-- Start of Records to use --
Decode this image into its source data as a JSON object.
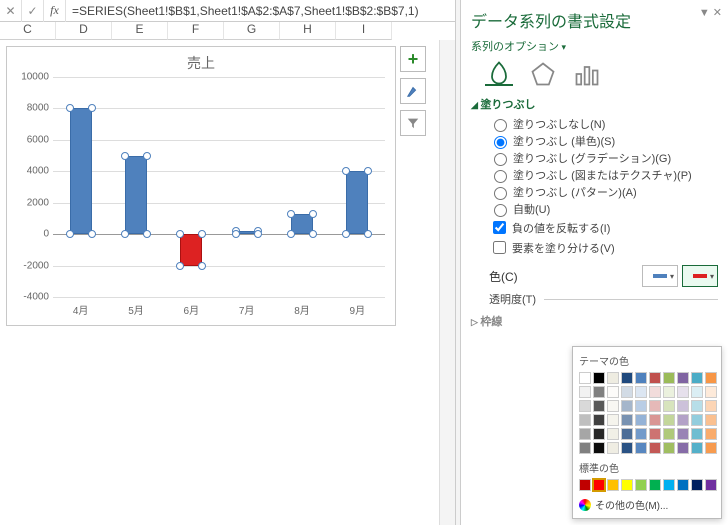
{
  "formula": "=SERIES(Sheet1!$B$1,Sheet1!$A$2:$A$7,Sheet1!$B$2:$B$7,1)",
  "columns": [
    "C",
    "D",
    "E",
    "F",
    "G",
    "H",
    "I"
  ],
  "chart": {
    "title": "売上",
    "y_ticks": [
      10000,
      8000,
      6000,
      4000,
      2000,
      0,
      -2000,
      -4000
    ],
    "x_labels": [
      "4月",
      "5月",
      "6月",
      "7月",
      "8月",
      "9月"
    ]
  },
  "chart_data": {
    "type": "bar",
    "categories": [
      "4月",
      "5月",
      "6月",
      "7月",
      "8月",
      "9月"
    ],
    "values": [
      8000,
      5000,
      -2000,
      200,
      1300,
      4000
    ],
    "title": "売上",
    "ylim": [
      -4000,
      10000
    ],
    "negative_color": "#d22",
    "positive_color": "#4f81bd"
  },
  "panel": {
    "title": "データ系列の書式設定",
    "series_options": "系列のオプション",
    "fill_section": "塗りつぶし",
    "fill_none": "塗りつぶしなし(N)",
    "fill_solid": "塗りつぶし (単色)(S)",
    "fill_grad": "塗りつぶし (グラデーション)(G)",
    "fill_tex": "塗りつぶし (図またはテクスチャ)(P)",
    "fill_pat": "塗りつぶし (パターン)(A)",
    "fill_auto": "自動(U)",
    "invert_neg": "負の値を反転する(I)",
    "vary_pt": "要素を塗り分ける(V)",
    "color_label": "色(C)",
    "trans_label": "透明度(T)",
    "border_section": "枠線",
    "popup": {
      "theme": "テーマの色",
      "standard": "標準の色",
      "more": "その他の色(M)..."
    }
  }
}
-- End of Records to use --
_Given exercise_.
Copy each line in full and exactly, omitting any picture.

_Correct response_.
Decode this image into its source data as a JSON object.
{
  "formula": "=SERIES(Sheet1!$B$1,Sheet1!$A$2:$A$7,Sheet1!$B$2:$B$7,1)",
  "columns": [
    "C",
    "D",
    "E",
    "F",
    "G",
    "H",
    "I"
  ],
  "chart": {
    "title": "売上",
    "y_ticks": [
      10000,
      8000,
      6000,
      4000,
      2000,
      0,
      -2000,
      -4000
    ],
    "x_labels": [
      "4月",
      "5月",
      "6月",
      "7月",
      "8月",
      "9月"
    ]
  },
  "chart_data": {
    "type": "bar",
    "categories": [
      "4月",
      "5月",
      "6月",
      "7月",
      "8月",
      "9月"
    ],
    "values": [
      8000,
      5000,
      -2000,
      200,
      1300,
      4000
    ],
    "title": "売上",
    "ylim": [
      -4000,
      10000
    ],
    "negative_color": "#d22",
    "positive_color": "#4f81bd"
  },
  "panel": {
    "title": "データ系列の書式設定",
    "series_options": "系列のオプション",
    "fill_section": "塗りつぶし",
    "fill_none": "塗りつぶしなし(N)",
    "fill_solid": "塗りつぶし (単色)(S)",
    "fill_grad": "塗りつぶし (グラデーション)(G)",
    "fill_tex": "塗りつぶし (図またはテクスチャ)(P)",
    "fill_pat": "塗りつぶし (パターン)(A)",
    "fill_auto": "自動(U)",
    "invert_neg": "負の値を反転する(I)",
    "vary_pt": "要素を塗り分ける(V)",
    "color_label": "色(C)",
    "trans_label": "透明度(T)",
    "border_section": "枠線",
    "popup": {
      "theme": "テーマの色",
      "standard": "標準の色",
      "more": "その他の色(M)..."
    }
  }
}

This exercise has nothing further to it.